### Direction
Can you write out all the lines word for word, with no pictures?

### Stored records
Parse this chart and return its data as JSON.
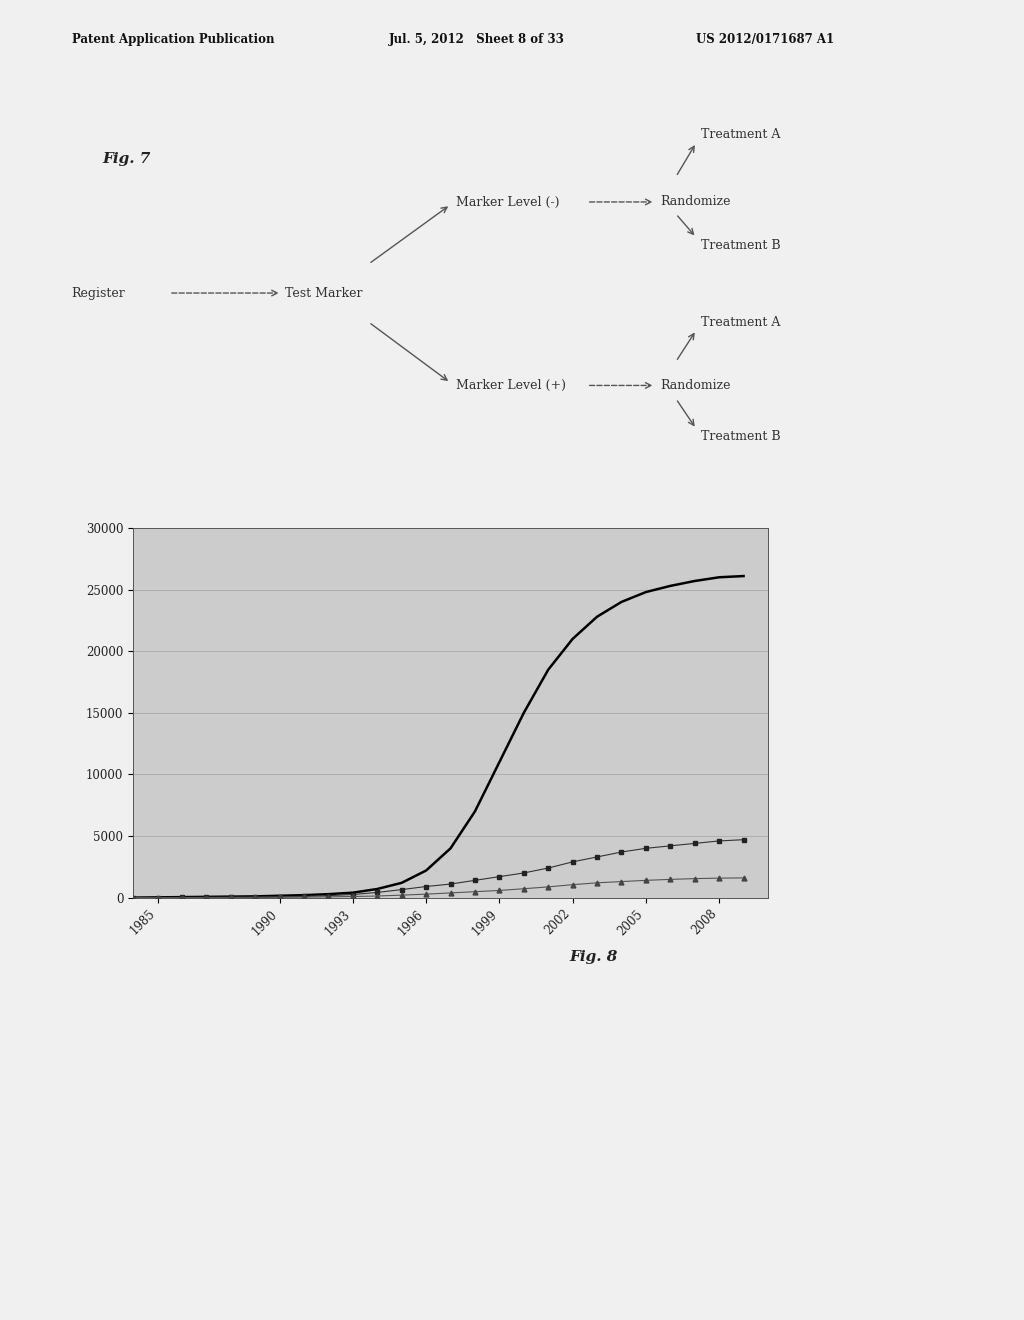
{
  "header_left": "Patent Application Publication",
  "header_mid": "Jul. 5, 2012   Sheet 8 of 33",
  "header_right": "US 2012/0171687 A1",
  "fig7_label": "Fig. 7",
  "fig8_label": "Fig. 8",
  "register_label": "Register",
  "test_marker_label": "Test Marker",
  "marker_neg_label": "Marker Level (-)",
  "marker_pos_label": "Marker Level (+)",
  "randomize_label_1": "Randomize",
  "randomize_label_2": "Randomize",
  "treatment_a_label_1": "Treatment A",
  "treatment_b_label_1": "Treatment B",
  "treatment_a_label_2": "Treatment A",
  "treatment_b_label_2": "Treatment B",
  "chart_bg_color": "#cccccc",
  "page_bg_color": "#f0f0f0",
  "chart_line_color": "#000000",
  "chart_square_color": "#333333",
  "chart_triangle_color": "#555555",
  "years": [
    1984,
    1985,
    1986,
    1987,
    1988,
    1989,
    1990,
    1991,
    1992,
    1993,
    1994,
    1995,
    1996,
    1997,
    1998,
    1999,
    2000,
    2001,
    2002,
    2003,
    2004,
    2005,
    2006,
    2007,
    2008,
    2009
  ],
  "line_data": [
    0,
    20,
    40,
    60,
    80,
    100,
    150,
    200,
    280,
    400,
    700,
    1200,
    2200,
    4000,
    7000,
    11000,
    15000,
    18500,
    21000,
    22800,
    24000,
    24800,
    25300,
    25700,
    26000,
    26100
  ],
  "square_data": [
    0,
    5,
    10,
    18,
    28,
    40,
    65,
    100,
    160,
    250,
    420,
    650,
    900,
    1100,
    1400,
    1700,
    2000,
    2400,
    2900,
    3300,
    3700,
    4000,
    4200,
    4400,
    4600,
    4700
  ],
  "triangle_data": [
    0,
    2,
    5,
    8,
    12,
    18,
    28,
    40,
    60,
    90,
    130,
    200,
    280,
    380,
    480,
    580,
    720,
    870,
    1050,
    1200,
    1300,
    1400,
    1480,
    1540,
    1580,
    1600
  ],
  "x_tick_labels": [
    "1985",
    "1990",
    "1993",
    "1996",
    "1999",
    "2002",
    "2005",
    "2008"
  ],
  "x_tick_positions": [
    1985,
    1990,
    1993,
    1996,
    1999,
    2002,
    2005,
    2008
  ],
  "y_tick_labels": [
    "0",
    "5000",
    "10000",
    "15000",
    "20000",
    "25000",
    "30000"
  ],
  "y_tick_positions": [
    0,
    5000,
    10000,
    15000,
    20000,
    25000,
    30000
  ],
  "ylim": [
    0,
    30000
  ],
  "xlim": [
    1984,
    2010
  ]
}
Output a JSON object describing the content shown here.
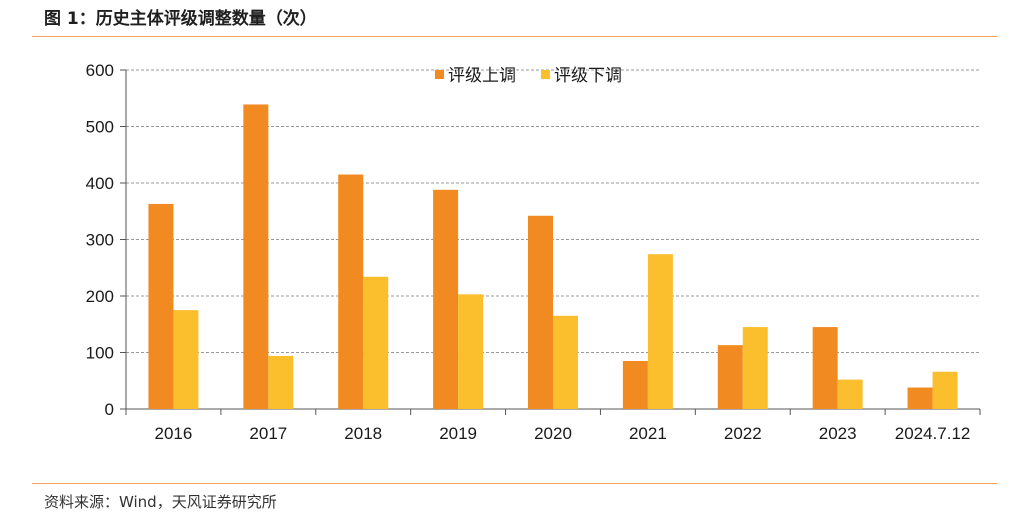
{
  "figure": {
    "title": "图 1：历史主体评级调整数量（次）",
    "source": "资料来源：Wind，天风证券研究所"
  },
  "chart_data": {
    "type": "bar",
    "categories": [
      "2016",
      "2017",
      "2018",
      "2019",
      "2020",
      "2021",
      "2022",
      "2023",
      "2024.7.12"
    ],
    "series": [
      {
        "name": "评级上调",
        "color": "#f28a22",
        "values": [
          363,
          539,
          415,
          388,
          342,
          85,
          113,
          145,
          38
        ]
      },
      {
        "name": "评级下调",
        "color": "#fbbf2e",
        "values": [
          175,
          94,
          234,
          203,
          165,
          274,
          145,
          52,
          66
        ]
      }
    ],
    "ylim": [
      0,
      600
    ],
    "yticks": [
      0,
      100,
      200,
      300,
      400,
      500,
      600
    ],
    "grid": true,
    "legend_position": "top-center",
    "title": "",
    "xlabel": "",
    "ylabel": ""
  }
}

### Solution to this task
Parse this chart and return its data as JSON.
{
  "header_left": "Patent Application Publication",
  "header_mid": "Jul. 5, 2012   Sheet 8 of 33",
  "header_right": "US 2012/0171687 A1",
  "fig7_label": "Fig. 7",
  "fig8_label": "Fig. 8",
  "register_label": "Register",
  "test_marker_label": "Test Marker",
  "marker_neg_label": "Marker Level (-)",
  "marker_pos_label": "Marker Level (+)",
  "randomize_label_1": "Randomize",
  "randomize_label_2": "Randomize",
  "treatment_a_label_1": "Treatment A",
  "treatment_b_label_1": "Treatment B",
  "treatment_a_label_2": "Treatment A",
  "treatment_b_label_2": "Treatment B",
  "chart_bg_color": "#cccccc",
  "page_bg_color": "#f0f0f0",
  "chart_line_color": "#000000",
  "chart_square_color": "#333333",
  "chart_triangle_color": "#555555",
  "years": [
    1984,
    1985,
    1986,
    1987,
    1988,
    1989,
    1990,
    1991,
    1992,
    1993,
    1994,
    1995,
    1996,
    1997,
    1998,
    1999,
    2000,
    2001,
    2002,
    2003,
    2004,
    2005,
    2006,
    2007,
    2008,
    2009
  ],
  "line_data": [
    0,
    20,
    40,
    60,
    80,
    100,
    150,
    200,
    280,
    400,
    700,
    1200,
    2200,
    4000,
    7000,
    11000,
    15000,
    18500,
    21000,
    22800,
    24000,
    24800,
    25300,
    25700,
    26000,
    26100
  ],
  "square_data": [
    0,
    5,
    10,
    18,
    28,
    40,
    65,
    100,
    160,
    250,
    420,
    650,
    900,
    1100,
    1400,
    1700,
    2000,
    2400,
    2900,
    3300,
    3700,
    4000,
    4200,
    4400,
    4600,
    4700
  ],
  "triangle_data": [
    0,
    2,
    5,
    8,
    12,
    18,
    28,
    40,
    60,
    90,
    130,
    200,
    280,
    380,
    480,
    580,
    720,
    870,
    1050,
    1200,
    1300,
    1400,
    1480,
    1540,
    1580,
    1600
  ],
  "x_tick_labels": [
    "1985",
    "1990",
    "1993",
    "1996",
    "1999",
    "2002",
    "2005",
    "2008"
  ],
  "x_tick_positions": [
    1985,
    1990,
    1993,
    1996,
    1999,
    2002,
    2005,
    2008
  ],
  "y_tick_labels": [
    "0",
    "5000",
    "10000",
    "15000",
    "20000",
    "25000",
    "30000"
  ],
  "y_tick_positions": [
    0,
    5000,
    10000,
    15000,
    20000,
    25000,
    30000
  ],
  "ylim": [
    0,
    30000
  ],
  "xlim": [
    1984,
    2010
  ]
}
Output a JSON object describing the content shown here.
{
  "figure": {
    "title": "图 1：历史主体评级调整数量（次）",
    "source": "资料来源：Wind，天风证券研究所"
  },
  "chart_data": {
    "type": "bar",
    "categories": [
      "2016",
      "2017",
      "2018",
      "2019",
      "2020",
      "2021",
      "2022",
      "2023",
      "2024.7.12"
    ],
    "series": [
      {
        "name": "评级上调",
        "color": "#f28a22",
        "values": [
          363,
          539,
          415,
          388,
          342,
          85,
          113,
          145,
          38
        ]
      },
      {
        "name": "评级下调",
        "color": "#fbbf2e",
        "values": [
          175,
          94,
          234,
          203,
          165,
          274,
          145,
          52,
          66
        ]
      }
    ],
    "ylim": [
      0,
      600
    ],
    "yticks": [
      0,
      100,
      200,
      300,
      400,
      500,
      600
    ],
    "grid": true,
    "legend_position": "top-center",
    "title": "",
    "xlabel": "",
    "ylabel": ""
  }
}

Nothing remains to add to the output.